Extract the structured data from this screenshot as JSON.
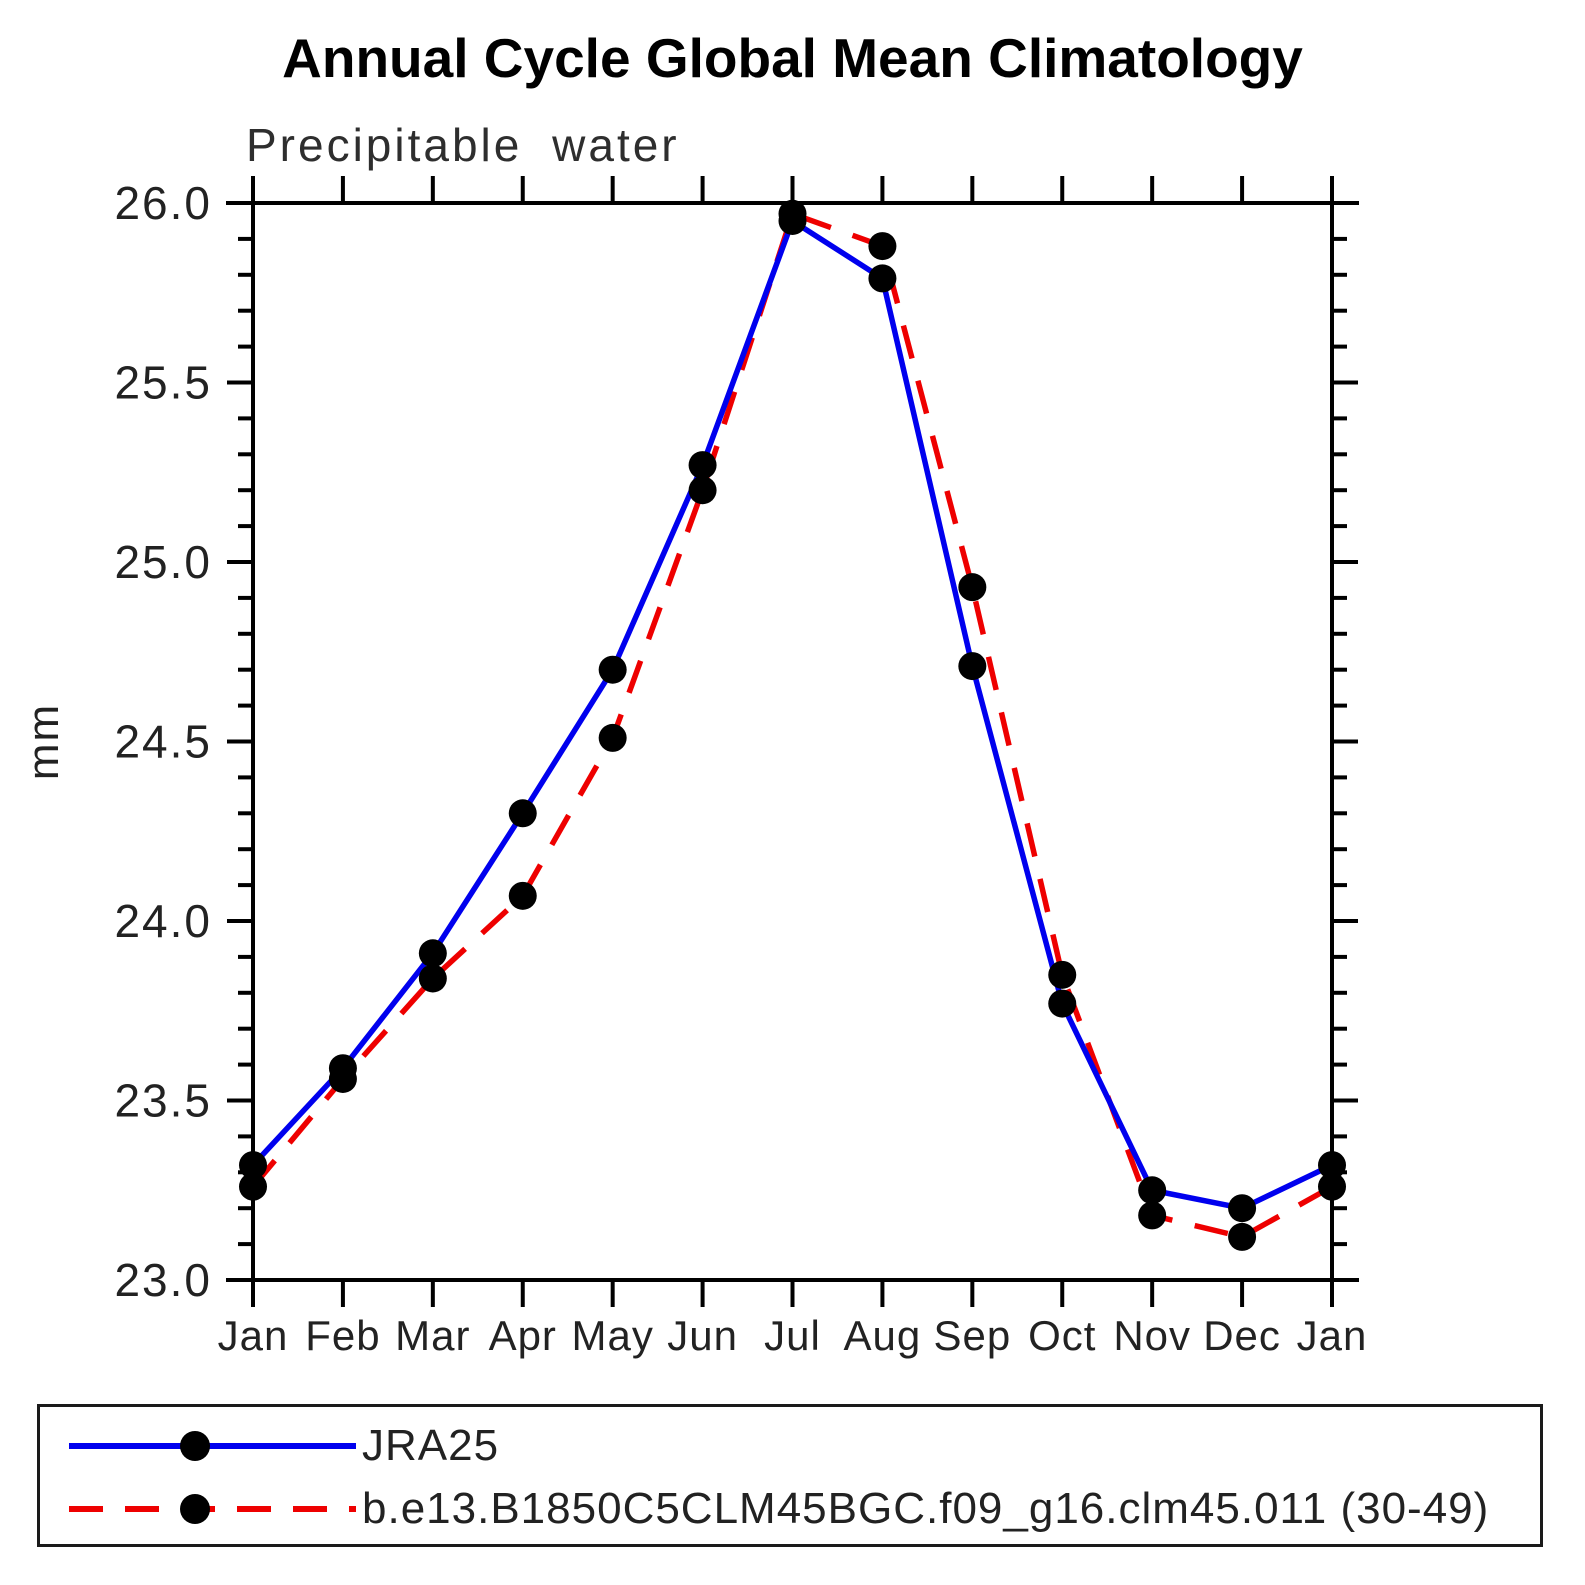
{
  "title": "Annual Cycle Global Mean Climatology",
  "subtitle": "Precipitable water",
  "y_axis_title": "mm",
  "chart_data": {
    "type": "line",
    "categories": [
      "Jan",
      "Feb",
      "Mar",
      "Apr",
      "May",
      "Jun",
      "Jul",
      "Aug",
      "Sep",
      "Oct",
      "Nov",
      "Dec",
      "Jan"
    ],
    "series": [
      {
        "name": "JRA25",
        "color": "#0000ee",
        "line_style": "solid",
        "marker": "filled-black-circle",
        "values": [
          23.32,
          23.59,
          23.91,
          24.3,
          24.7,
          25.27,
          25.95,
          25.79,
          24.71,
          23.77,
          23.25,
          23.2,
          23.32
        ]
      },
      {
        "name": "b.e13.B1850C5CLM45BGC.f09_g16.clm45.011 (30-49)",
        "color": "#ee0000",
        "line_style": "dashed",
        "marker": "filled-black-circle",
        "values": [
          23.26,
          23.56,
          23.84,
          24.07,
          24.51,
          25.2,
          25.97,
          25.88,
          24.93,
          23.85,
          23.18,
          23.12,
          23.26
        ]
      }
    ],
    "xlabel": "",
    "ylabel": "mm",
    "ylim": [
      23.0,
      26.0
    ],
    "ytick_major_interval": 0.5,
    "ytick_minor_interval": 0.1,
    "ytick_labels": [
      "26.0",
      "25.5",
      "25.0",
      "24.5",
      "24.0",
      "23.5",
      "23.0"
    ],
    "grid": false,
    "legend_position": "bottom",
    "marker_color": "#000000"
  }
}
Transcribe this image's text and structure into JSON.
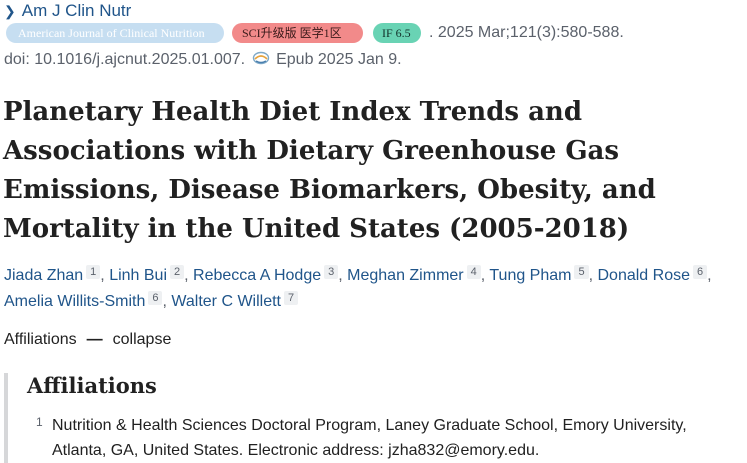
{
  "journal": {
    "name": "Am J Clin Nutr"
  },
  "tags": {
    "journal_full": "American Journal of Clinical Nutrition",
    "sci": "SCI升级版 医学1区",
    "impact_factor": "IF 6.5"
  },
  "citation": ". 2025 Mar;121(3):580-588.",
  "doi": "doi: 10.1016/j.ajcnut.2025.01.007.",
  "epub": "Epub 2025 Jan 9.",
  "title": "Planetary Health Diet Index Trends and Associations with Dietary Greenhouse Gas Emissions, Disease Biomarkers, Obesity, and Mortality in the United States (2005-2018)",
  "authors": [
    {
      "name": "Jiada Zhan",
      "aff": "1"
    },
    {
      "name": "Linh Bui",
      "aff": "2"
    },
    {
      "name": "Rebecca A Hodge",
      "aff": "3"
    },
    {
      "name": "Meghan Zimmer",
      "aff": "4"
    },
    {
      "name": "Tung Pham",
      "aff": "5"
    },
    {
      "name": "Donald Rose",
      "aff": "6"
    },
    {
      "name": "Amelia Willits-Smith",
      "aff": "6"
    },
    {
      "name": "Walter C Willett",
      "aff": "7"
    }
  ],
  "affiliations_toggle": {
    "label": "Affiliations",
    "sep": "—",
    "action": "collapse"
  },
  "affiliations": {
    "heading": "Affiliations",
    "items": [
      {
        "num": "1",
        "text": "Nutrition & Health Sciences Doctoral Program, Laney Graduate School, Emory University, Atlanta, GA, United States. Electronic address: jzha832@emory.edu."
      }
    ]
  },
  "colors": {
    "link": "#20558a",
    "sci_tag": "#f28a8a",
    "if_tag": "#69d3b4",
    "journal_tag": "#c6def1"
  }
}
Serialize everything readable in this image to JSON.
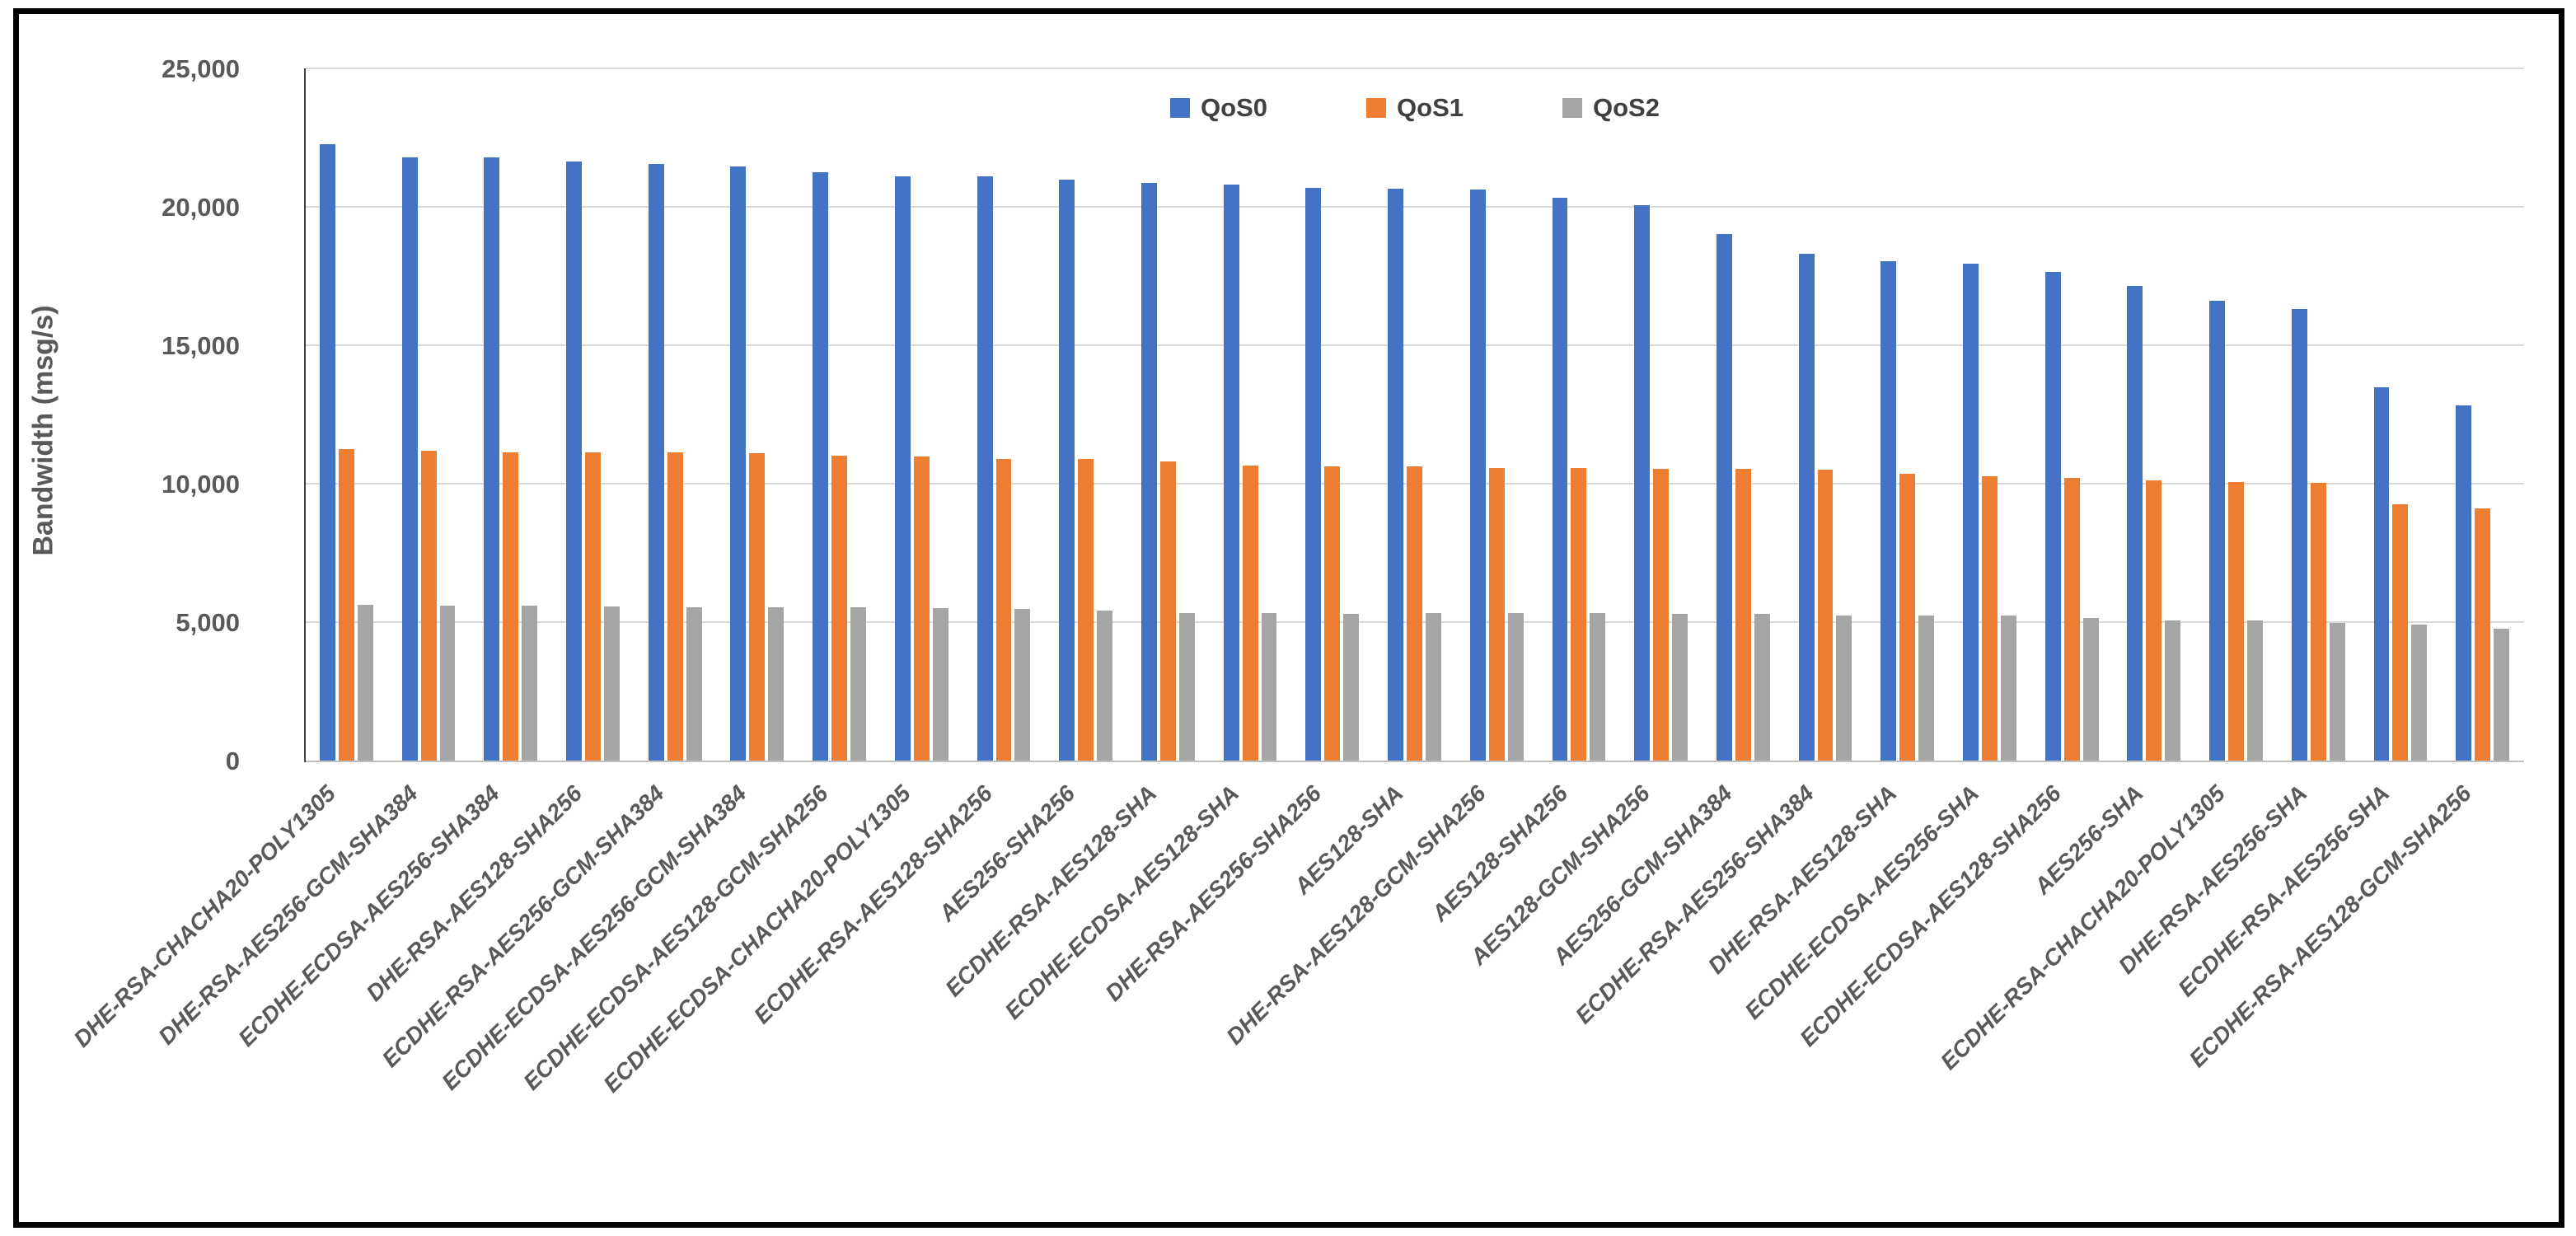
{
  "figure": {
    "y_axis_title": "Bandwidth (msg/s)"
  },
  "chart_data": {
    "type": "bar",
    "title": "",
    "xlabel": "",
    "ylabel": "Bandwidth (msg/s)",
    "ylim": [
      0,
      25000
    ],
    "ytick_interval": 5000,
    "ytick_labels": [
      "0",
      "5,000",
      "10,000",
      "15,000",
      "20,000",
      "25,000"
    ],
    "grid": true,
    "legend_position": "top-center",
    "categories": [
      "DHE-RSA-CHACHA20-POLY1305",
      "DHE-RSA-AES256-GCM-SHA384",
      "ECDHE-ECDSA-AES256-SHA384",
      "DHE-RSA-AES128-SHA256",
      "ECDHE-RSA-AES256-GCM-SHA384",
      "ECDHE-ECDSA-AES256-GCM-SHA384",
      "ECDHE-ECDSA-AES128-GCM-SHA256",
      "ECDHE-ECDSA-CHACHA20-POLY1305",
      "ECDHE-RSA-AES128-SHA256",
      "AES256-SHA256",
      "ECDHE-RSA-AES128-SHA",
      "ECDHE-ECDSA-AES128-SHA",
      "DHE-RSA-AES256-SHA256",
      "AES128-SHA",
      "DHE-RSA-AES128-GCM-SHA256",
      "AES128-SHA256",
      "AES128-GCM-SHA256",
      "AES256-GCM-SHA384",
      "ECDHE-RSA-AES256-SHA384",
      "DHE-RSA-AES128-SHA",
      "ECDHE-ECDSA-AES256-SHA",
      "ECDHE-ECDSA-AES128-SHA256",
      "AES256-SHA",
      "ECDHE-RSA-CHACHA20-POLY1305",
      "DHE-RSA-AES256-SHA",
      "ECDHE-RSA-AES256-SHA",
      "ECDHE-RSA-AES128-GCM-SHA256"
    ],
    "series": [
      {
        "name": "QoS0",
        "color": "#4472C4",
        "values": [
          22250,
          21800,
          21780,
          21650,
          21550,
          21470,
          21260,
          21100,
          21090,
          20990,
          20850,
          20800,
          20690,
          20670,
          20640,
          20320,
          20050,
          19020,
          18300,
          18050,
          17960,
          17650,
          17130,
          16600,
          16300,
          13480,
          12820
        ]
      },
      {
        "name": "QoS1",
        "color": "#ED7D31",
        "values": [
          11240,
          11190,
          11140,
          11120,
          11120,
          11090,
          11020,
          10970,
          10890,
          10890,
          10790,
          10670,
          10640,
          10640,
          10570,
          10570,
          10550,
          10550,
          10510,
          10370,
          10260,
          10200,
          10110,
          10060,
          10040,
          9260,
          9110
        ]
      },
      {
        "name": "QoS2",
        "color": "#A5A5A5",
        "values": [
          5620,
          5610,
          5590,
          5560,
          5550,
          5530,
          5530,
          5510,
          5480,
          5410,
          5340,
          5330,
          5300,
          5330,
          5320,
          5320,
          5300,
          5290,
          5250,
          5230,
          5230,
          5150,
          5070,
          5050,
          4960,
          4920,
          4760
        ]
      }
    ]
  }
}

TO BE DONE — Your task is to repeat the material above exactly, without its pictures.

RIGHT ANSWER —
Extract the structured data from this screenshot as JSON.
{
  "title": "Annual Cycle Global Mean Climatology",
  "subtitle": "Precipitable water",
  "y_axis_title": "mm",
  "chart_data": {
    "type": "line",
    "categories": [
      "Jan",
      "Feb",
      "Mar",
      "Apr",
      "May",
      "Jun",
      "Jul",
      "Aug",
      "Sep",
      "Oct",
      "Nov",
      "Dec",
      "Jan"
    ],
    "series": [
      {
        "name": "JRA25",
        "color": "#0000ee",
        "line_style": "solid",
        "marker": "filled-black-circle",
        "values": [
          23.32,
          23.59,
          23.91,
          24.3,
          24.7,
          25.27,
          25.95,
          25.79,
          24.71,
          23.77,
          23.25,
          23.2,
          23.32
        ]
      },
      {
        "name": "b.e13.B1850C5CLM45BGC.f09_g16.clm45.011 (30-49)",
        "color": "#ee0000",
        "line_style": "dashed",
        "marker": "filled-black-circle",
        "values": [
          23.26,
          23.56,
          23.84,
          24.07,
          24.51,
          25.2,
          25.97,
          25.88,
          24.93,
          23.85,
          23.18,
          23.12,
          23.26
        ]
      }
    ],
    "xlabel": "",
    "ylabel": "mm",
    "ylim": [
      23.0,
      26.0
    ],
    "ytick_major_interval": 0.5,
    "ytick_minor_interval": 0.1,
    "ytick_labels": [
      "26.0",
      "25.5",
      "25.0",
      "24.5",
      "24.0",
      "23.5",
      "23.0"
    ],
    "grid": false,
    "legend_position": "bottom",
    "marker_color": "#000000"
  }
}
Transcribe this image's text and structure into JSON.
{
  "journal": {
    "name": "Am J Clin Nutr"
  },
  "tags": {
    "journal_full": "American Journal of Clinical Nutrition",
    "sci": "SCI升级版 医学1区",
    "impact_factor": "IF 6.5"
  },
  "citation": ". 2025 Mar;121(3):580-588.",
  "doi": "doi: 10.1016/j.ajcnut.2025.01.007.",
  "epub": "Epub 2025 Jan 9.",
  "title": "Planetary Health Diet Index Trends and Associations with Dietary Greenhouse Gas Emissions, Disease Biomarkers, Obesity, and Mortality in the United States (2005-2018)",
  "authors": [
    {
      "name": "Jiada Zhan",
      "aff": "1"
    },
    {
      "name": "Linh Bui",
      "aff": "2"
    },
    {
      "name": "Rebecca A Hodge",
      "aff": "3"
    },
    {
      "name": "Meghan Zimmer",
      "aff": "4"
    },
    {
      "name": "Tung Pham",
      "aff": "5"
    },
    {
      "name": "Donald Rose",
      "aff": "6"
    },
    {
      "name": "Amelia Willits-Smith",
      "aff": "6"
    },
    {
      "name": "Walter C Willett",
      "aff": "7"
    }
  ],
  "affiliations_toggle": {
    "label": "Affiliations",
    "sep": "—",
    "action": "collapse"
  },
  "affiliations": {
    "heading": "Affiliations",
    "items": [
      {
        "num": "1",
        "text": "Nutrition & Health Sciences Doctoral Program, Laney Graduate School, Emory University, Atlanta, GA, United States. Electronic address: jzha832@emory.edu."
      }
    ]
  },
  "colors": {
    "link": "#20558a",
    "sci_tag": "#f28a8a",
    "if_tag": "#69d3b4",
    "journal_tag": "#c6def1"
  }
}
Serialize everything readable in this image to JSON.
{
  "figure": {
    "y_axis_title": "Bandwidth (msg/s)"
  },
  "chart_data": {
    "type": "bar",
    "title": "",
    "xlabel": "",
    "ylabel": "Bandwidth (msg/s)",
    "ylim": [
      0,
      25000
    ],
    "ytick_interval": 5000,
    "ytick_labels": [
      "0",
      "5,000",
      "10,000",
      "15,000",
      "20,000",
      "25,000"
    ],
    "grid": true,
    "legend_position": "top-center",
    "categories": [
      "DHE-RSA-CHACHA20-POLY1305",
      "DHE-RSA-AES256-GCM-SHA384",
      "ECDHE-ECDSA-AES256-SHA384",
      "DHE-RSA-AES128-SHA256",
      "ECDHE-RSA-AES256-GCM-SHA384",
      "ECDHE-ECDSA-AES256-GCM-SHA384",
      "ECDHE-ECDSA-AES128-GCM-SHA256",
      "ECDHE-ECDSA-CHACHA20-POLY1305",
      "ECDHE-RSA-AES128-SHA256",
      "AES256-SHA256",
      "ECDHE-RSA-AES128-SHA",
      "ECDHE-ECDSA-AES128-SHA",
      "DHE-RSA-AES256-SHA256",
      "AES128-SHA",
      "DHE-RSA-AES128-GCM-SHA256",
      "AES128-SHA256",
      "AES128-GCM-SHA256",
      "AES256-GCM-SHA384",
      "ECDHE-RSA-AES256-SHA384",
      "DHE-RSA-AES128-SHA",
      "ECDHE-ECDSA-AES256-SHA",
      "ECDHE-ECDSA-AES128-SHA256",
      "AES256-SHA",
      "ECDHE-RSA-CHACHA20-POLY1305",
      "DHE-RSA-AES256-SHA",
      "ECDHE-RSA-AES256-SHA",
      "ECDHE-RSA-AES128-GCM-SHA256"
    ],
    "series": [
      {
        "name": "QoS0",
        "color": "#4472C4",
        "values": [
          22250,
          21800,
          21780,
          21650,
          21550,
          21470,
          21260,
          21100,
          21090,
          20990,
          20850,
          20800,
          20690,
          20670,
          20640,
          20320,
          20050,
          19020,
          18300,
          18050,
          17960,
          17650,
          17130,
          16600,
          16300,
          13480,
          12820
        ]
      },
      {
        "name": "QoS1",
        "color": "#ED7D31",
        "values": [
          11240,
          11190,
          11140,
          11120,
          11120,
          11090,
          11020,
          10970,
          10890,
          10890,
          10790,
          10670,
          10640,
          10640,
          10570,
          10570,
          10550,
          10550,
          10510,
          10370,
          10260,
          10200,
          10110,
          10060,
          10040,
          9260,
          9110
        ]
      },
      {
        "name": "QoS2",
        "color": "#A5A5A5",
        "values": [
          5620,
          5610,
          5590,
          5560,
          5550,
          5530,
          5530,
          5510,
          5480,
          5410,
          5340,
          5330,
          5300,
          5330,
          5320,
          5320,
          5300,
          5290,
          5250,
          5230,
          5230,
          5150,
          5070,
          5050,
          4960,
          4920,
          4760
        ]
      }
    ]
  }
}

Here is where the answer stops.